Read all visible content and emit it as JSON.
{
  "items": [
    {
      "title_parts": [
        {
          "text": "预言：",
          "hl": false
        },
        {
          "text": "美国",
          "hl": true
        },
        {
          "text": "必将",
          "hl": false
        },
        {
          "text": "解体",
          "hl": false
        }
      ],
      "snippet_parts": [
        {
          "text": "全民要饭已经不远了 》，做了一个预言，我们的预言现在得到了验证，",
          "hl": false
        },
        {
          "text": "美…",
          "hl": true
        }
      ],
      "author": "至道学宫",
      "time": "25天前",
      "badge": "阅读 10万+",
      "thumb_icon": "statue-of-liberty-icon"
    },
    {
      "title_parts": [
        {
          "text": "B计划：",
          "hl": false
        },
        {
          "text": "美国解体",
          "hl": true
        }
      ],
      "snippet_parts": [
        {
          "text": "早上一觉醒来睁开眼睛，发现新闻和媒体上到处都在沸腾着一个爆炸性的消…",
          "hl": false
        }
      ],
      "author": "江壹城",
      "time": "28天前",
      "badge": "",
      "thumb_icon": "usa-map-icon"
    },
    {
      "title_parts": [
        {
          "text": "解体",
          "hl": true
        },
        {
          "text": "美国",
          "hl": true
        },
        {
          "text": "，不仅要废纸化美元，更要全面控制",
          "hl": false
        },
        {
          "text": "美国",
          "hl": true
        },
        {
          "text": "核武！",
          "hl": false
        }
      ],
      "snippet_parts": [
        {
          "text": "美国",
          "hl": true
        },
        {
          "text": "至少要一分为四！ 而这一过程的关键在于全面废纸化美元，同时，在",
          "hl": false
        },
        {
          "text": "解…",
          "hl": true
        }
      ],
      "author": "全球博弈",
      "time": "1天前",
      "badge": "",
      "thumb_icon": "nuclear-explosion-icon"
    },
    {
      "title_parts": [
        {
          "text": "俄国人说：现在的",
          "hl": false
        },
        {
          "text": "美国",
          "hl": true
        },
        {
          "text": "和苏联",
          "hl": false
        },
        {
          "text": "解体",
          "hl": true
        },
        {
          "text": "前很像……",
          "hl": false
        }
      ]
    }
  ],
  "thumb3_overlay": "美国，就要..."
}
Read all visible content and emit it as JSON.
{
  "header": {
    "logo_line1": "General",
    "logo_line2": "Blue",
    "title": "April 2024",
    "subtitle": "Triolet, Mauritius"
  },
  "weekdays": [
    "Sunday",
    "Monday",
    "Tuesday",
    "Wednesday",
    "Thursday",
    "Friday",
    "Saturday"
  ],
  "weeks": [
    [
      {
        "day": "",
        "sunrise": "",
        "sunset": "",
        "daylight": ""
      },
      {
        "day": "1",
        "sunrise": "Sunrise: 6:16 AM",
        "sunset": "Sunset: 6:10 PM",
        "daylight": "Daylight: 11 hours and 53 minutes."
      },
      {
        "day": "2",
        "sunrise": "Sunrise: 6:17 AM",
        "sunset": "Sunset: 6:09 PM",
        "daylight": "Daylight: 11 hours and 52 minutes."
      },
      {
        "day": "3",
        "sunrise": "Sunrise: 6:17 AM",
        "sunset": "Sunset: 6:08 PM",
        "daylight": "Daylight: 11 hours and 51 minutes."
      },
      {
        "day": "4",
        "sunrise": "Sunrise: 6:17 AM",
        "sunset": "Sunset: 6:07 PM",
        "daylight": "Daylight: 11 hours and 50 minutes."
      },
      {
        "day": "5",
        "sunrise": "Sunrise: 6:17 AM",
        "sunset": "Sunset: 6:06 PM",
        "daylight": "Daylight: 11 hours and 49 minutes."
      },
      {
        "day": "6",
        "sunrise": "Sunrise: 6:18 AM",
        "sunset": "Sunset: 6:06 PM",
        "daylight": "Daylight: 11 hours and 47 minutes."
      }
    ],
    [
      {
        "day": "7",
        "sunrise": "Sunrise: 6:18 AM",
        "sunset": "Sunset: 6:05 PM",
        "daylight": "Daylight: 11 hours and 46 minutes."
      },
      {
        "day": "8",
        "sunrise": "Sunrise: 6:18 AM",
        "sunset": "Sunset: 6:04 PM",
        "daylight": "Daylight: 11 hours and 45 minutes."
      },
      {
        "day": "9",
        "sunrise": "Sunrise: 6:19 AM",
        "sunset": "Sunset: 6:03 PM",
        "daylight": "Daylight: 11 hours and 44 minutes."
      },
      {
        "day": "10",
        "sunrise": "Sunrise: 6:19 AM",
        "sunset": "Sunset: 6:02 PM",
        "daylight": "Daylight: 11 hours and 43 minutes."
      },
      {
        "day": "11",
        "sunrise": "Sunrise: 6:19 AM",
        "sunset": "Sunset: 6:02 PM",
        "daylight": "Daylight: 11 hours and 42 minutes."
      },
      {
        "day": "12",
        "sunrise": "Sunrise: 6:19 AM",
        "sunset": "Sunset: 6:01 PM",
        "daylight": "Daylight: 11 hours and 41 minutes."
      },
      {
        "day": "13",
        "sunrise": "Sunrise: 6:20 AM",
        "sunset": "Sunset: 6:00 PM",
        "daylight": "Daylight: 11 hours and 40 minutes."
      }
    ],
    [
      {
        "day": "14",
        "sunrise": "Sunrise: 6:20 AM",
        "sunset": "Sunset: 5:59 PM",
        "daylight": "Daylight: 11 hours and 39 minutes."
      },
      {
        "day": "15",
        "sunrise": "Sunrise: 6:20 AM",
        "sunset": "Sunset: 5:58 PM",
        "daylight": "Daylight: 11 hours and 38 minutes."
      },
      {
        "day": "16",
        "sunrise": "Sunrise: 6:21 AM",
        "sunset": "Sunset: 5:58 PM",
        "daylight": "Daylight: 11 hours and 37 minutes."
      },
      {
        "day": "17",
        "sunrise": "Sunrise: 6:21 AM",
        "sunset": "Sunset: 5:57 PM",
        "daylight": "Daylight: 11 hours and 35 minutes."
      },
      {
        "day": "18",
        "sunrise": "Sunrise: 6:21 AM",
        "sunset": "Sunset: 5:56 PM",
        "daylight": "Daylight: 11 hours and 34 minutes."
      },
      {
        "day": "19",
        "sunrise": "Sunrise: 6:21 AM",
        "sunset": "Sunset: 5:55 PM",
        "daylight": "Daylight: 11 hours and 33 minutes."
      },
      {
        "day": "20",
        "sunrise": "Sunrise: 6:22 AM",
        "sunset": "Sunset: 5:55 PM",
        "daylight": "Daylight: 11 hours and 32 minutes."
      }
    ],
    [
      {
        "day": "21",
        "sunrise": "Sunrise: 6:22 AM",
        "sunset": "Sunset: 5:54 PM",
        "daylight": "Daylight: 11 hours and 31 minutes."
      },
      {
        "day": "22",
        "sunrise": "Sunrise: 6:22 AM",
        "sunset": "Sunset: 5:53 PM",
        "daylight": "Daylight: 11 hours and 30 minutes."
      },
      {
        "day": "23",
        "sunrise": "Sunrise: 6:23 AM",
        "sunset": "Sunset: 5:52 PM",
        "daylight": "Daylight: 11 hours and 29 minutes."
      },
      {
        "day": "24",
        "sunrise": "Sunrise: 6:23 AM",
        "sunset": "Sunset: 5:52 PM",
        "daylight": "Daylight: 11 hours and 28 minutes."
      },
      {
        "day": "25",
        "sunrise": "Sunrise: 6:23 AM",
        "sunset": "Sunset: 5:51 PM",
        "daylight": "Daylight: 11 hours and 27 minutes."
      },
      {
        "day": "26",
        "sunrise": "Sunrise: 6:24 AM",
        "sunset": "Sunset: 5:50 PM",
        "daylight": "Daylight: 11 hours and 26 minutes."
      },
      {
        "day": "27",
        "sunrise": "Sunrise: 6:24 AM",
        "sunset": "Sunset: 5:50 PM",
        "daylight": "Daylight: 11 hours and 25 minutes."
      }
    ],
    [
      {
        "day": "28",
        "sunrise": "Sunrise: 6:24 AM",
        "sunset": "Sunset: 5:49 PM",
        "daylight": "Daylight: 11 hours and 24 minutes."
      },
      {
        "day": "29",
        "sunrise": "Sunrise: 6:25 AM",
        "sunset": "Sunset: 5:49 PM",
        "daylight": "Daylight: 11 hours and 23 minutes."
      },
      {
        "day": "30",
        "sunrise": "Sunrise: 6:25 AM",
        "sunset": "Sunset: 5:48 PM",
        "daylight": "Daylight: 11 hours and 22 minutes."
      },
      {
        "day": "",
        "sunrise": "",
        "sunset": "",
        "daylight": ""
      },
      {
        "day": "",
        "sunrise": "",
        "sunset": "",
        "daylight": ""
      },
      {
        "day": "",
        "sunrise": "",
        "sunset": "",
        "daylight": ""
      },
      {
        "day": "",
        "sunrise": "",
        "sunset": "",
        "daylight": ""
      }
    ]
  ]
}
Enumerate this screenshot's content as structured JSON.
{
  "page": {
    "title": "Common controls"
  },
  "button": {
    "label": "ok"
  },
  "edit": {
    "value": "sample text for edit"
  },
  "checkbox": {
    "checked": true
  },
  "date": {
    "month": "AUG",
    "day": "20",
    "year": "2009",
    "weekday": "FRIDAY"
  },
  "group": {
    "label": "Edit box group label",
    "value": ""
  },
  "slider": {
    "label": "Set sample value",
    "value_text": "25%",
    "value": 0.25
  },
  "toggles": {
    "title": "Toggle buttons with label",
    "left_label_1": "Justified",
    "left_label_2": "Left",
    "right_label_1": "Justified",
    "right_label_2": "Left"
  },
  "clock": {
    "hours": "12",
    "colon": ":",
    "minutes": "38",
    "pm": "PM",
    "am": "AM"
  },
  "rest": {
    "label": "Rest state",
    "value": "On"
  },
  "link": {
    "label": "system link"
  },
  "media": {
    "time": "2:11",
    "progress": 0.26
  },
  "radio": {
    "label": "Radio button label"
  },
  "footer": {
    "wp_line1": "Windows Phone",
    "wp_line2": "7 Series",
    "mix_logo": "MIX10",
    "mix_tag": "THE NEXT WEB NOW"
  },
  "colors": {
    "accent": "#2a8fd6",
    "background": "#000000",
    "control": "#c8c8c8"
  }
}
★ ★ ★ ★
- Your instructions:
Repeat exactly the lines from the line containing "Enumerate this screenshot's" through the last line of the records above, including both, and nothing else.

- Answer below:
Enumerate this screenshot's content as structured JSON.
{
  "page": {
    "title": "Common controls"
  },
  "button": {
    "label": "ok"
  },
  "edit": {
    "value": "sample text for edit"
  },
  "checkbox": {
    "checked": true
  },
  "date": {
    "month": "AUG",
    "day": "20",
    "year": "2009",
    "weekday": "FRIDAY"
  },
  "group": {
    "label": "Edit box group label",
    "value": ""
  },
  "slider": {
    "label": "Set sample value",
    "value_text": "25%",
    "value": 0.25
  },
  "toggles": {
    "title": "Toggle buttons with label",
    "left_label_1": "Justified",
    "left_label_2": "Left",
    "right_label_1": "Justified",
    "right_label_2": "Left"
  },
  "clock": {
    "hours": "12",
    "colon": ":",
    "minutes": "38",
    "pm": "PM",
    "am": "AM"
  },
  "rest": {
    "label": "Rest state",
    "value": "On"
  },
  "link": {
    "label": "system link"
  },
  "media": {
    "time": "2:11",
    "progress": 0.26
  },
  "radio": {
    "label": "Radio button label"
  },
  "footer": {
    "wp_line1": "Windows Phone",
    "wp_line2": "7 Series",
    "mix_logo": "MIX10",
    "mix_tag": "THE NEXT WEB NOW"
  },
  "colors": {
    "accent": "#2a8fd6",
    "background": "#000000",
    "control": "#c8c8c8"
  }
}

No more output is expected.